### WHAT THE TASK REQUIRES
Each line of the listing that contains the word "screenshot" is to be copied.

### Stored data
______________________________
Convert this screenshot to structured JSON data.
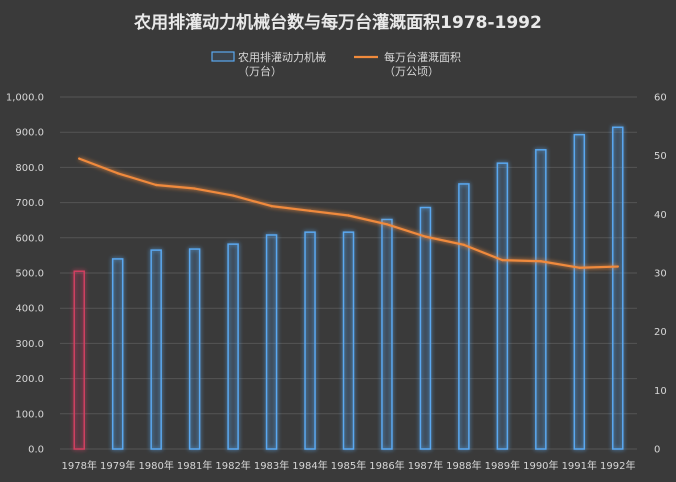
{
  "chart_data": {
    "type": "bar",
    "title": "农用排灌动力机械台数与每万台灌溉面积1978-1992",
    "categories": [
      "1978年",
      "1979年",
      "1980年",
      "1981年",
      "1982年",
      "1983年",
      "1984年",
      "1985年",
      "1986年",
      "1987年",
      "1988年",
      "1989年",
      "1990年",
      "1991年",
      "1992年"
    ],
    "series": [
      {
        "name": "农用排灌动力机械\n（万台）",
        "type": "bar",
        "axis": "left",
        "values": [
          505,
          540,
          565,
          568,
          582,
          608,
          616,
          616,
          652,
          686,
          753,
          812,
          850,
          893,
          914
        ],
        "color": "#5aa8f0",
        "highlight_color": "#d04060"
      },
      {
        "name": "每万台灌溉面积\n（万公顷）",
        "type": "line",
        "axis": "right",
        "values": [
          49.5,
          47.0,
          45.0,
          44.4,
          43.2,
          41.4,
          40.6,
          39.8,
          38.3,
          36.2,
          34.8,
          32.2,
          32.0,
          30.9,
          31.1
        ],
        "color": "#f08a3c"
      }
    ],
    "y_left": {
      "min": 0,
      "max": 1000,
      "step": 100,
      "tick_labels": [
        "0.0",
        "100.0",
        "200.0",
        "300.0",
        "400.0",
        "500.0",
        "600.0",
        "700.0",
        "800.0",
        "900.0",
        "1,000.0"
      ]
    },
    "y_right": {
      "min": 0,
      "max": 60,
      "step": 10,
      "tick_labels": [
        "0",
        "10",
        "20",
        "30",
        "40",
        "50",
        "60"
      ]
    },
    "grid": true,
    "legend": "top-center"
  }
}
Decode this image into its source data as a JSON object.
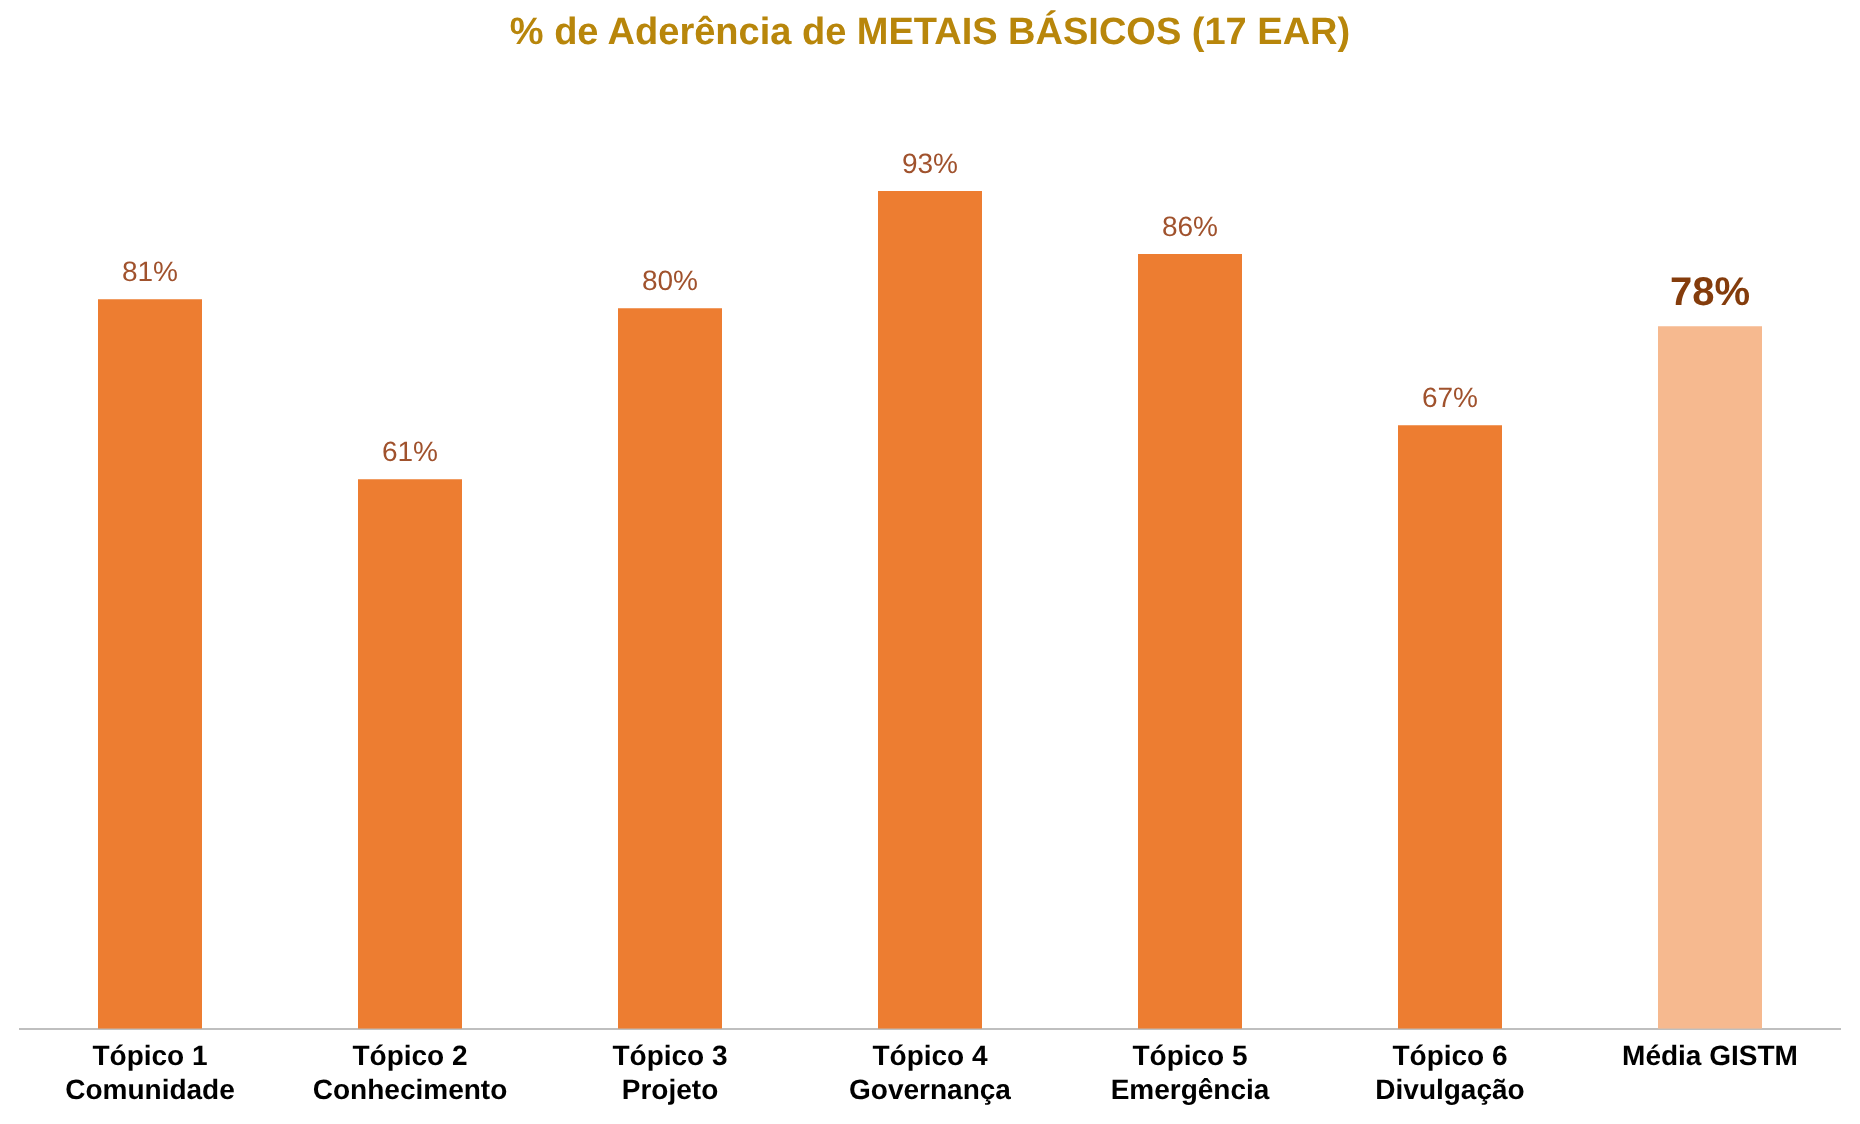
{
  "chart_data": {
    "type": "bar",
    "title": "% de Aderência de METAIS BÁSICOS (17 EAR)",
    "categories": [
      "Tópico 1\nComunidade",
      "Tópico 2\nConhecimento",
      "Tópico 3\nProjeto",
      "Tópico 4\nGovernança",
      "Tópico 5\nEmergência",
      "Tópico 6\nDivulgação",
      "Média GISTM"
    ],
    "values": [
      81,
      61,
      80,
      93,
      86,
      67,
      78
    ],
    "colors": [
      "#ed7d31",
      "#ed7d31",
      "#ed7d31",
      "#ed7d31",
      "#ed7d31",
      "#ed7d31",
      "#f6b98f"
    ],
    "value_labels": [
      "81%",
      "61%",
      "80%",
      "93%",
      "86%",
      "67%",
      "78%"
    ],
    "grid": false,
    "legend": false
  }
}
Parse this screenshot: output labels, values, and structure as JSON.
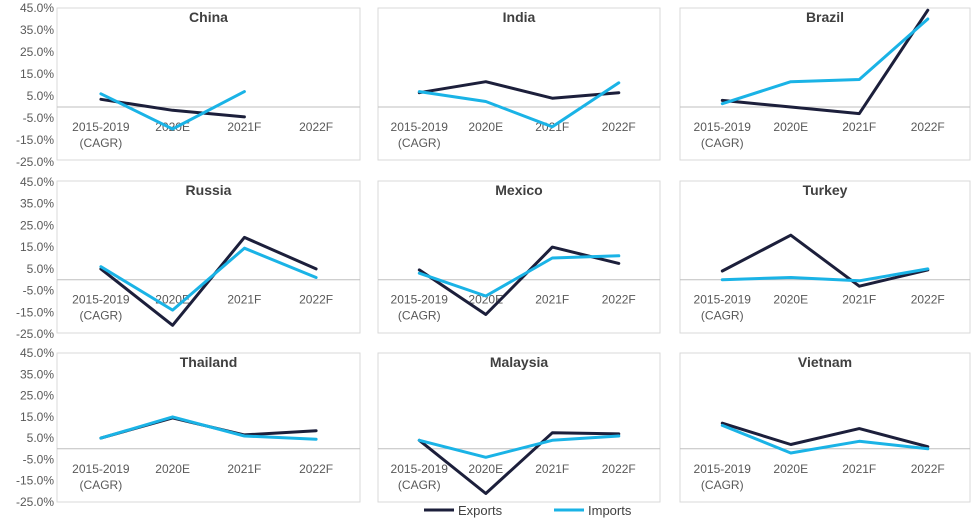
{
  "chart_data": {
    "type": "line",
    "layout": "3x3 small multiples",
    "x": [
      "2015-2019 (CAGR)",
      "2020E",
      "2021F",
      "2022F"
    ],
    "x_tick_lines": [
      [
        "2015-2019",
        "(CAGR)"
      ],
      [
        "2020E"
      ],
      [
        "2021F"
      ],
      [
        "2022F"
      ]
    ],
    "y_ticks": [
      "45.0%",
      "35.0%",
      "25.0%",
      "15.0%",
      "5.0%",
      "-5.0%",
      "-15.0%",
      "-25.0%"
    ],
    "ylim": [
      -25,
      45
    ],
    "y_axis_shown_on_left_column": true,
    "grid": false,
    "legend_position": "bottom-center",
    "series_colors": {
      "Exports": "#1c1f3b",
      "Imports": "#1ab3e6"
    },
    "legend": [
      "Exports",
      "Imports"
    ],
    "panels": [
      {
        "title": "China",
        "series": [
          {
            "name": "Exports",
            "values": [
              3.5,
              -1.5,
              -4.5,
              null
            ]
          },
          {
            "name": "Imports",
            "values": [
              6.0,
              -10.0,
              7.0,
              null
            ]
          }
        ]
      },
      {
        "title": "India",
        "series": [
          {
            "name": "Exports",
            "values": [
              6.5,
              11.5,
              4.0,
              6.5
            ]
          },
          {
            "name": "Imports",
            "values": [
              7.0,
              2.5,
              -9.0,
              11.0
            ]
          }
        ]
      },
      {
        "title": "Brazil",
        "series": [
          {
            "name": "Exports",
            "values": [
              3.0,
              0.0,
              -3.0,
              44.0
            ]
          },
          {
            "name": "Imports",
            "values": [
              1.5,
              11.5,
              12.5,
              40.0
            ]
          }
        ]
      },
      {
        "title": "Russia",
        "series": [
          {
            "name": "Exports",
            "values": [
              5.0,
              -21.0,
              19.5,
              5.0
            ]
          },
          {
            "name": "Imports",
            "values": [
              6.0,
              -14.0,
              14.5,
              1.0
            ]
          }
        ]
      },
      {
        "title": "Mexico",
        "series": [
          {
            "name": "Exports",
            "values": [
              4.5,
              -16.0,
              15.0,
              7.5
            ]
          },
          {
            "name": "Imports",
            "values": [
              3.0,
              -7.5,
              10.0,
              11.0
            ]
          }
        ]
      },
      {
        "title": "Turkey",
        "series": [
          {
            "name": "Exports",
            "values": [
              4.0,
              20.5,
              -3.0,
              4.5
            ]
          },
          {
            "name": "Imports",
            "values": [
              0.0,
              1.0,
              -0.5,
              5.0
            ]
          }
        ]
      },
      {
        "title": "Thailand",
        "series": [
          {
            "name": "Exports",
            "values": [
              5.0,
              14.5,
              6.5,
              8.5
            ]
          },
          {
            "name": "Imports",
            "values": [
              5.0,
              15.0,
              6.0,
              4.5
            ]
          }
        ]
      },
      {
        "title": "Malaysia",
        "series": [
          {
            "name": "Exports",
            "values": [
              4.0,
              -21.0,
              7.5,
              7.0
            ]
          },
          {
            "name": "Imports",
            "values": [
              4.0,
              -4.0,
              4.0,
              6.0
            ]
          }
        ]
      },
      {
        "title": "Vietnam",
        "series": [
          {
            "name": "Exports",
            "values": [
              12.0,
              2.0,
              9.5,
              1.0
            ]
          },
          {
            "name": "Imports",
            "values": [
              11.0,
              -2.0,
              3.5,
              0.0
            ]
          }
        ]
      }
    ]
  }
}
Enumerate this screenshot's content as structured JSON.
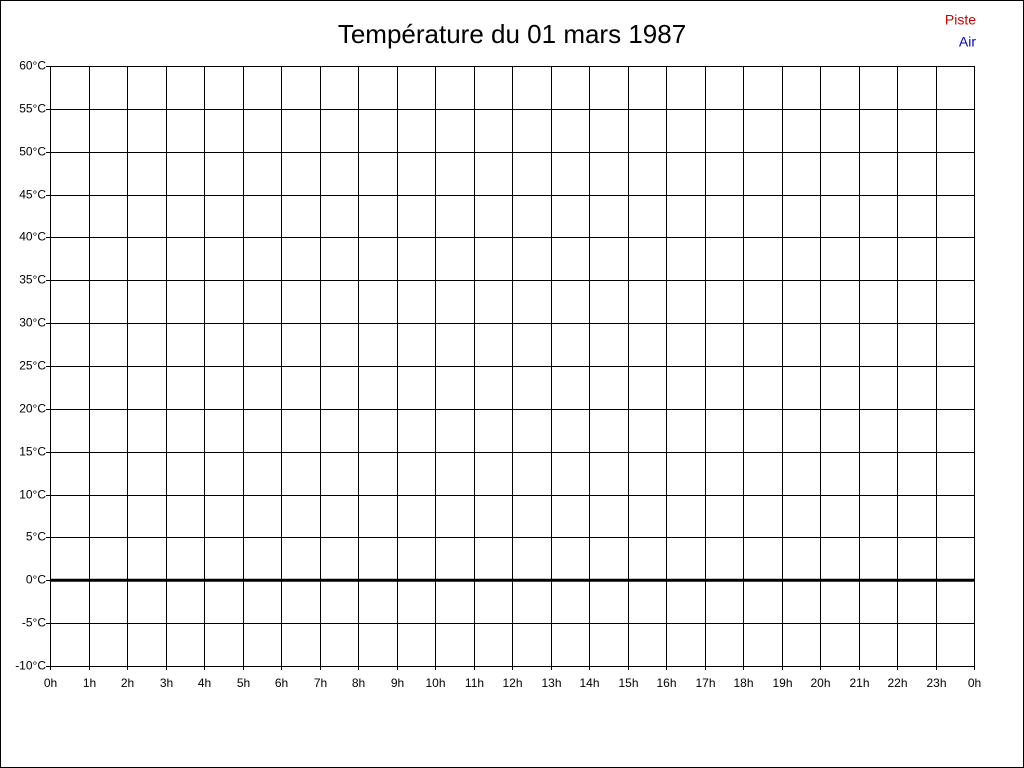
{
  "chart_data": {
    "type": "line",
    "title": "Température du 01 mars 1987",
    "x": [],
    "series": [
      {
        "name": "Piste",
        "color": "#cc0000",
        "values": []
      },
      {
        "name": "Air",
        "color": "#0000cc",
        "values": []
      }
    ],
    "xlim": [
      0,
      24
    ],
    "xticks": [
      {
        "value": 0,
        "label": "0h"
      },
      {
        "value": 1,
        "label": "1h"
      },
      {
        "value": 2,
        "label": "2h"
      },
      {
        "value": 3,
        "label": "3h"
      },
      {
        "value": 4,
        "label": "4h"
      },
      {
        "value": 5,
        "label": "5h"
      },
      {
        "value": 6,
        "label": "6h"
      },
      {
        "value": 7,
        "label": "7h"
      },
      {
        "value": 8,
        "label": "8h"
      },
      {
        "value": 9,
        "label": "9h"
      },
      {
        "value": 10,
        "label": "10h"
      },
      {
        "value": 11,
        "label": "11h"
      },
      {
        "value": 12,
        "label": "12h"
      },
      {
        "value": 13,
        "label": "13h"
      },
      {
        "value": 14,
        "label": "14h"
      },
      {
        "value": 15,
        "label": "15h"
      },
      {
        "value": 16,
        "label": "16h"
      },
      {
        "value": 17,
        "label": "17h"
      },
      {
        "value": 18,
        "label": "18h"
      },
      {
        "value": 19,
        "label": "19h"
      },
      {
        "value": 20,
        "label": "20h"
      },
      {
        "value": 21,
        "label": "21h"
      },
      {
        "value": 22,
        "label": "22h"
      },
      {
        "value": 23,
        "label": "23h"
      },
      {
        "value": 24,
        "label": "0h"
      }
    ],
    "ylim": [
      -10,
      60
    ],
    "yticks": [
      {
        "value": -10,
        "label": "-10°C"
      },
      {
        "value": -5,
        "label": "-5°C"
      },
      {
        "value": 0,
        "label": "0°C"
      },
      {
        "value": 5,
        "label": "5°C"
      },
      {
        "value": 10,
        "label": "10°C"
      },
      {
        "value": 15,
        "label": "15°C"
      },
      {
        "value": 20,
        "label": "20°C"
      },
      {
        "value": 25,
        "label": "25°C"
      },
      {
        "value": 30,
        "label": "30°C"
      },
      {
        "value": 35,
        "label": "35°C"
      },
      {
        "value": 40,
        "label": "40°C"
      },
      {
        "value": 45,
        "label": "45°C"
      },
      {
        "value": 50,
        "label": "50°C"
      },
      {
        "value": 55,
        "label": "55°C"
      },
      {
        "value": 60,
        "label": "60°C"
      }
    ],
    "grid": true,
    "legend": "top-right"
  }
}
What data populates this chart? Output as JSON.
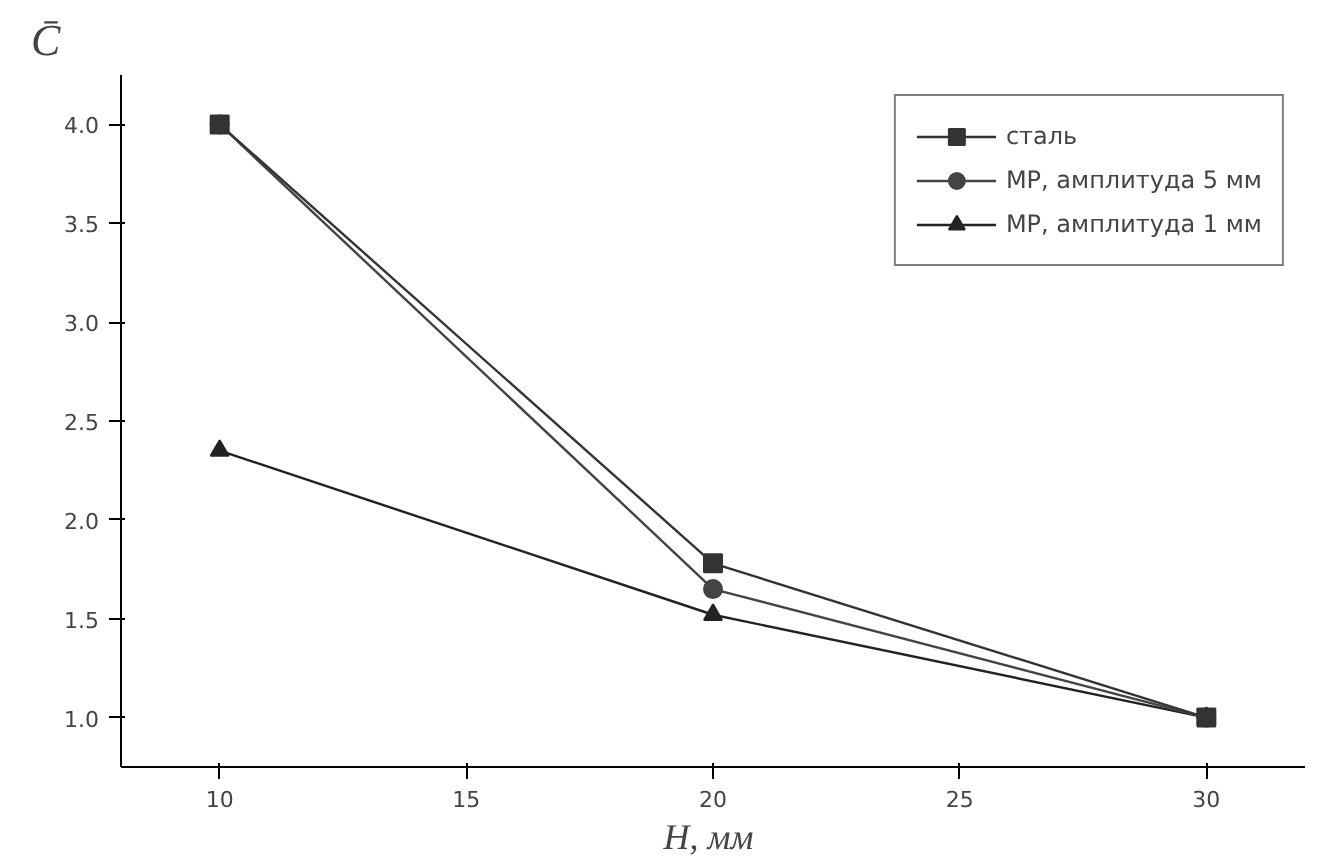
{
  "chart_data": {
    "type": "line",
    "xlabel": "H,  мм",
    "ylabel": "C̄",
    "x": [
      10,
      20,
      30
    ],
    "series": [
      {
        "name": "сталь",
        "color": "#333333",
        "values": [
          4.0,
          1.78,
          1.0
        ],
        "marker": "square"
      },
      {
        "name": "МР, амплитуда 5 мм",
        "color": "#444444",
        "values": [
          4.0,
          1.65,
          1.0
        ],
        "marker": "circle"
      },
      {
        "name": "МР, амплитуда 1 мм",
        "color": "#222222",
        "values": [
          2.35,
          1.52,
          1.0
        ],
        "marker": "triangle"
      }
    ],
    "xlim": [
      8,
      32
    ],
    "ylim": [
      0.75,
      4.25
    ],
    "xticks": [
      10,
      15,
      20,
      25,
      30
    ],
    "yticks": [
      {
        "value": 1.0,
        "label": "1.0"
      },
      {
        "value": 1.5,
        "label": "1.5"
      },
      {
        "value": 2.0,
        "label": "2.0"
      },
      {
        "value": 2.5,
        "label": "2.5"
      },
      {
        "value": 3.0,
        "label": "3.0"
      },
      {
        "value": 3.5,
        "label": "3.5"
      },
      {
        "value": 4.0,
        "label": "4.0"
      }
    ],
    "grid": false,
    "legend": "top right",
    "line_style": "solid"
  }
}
______________________________
### EXERCISE ANSWER
Convert this screenshot to structured JSON data.
Parse this screenshot: output labels, values, and structure as JSON.
Enumerate this screenshot's content as structured JSON.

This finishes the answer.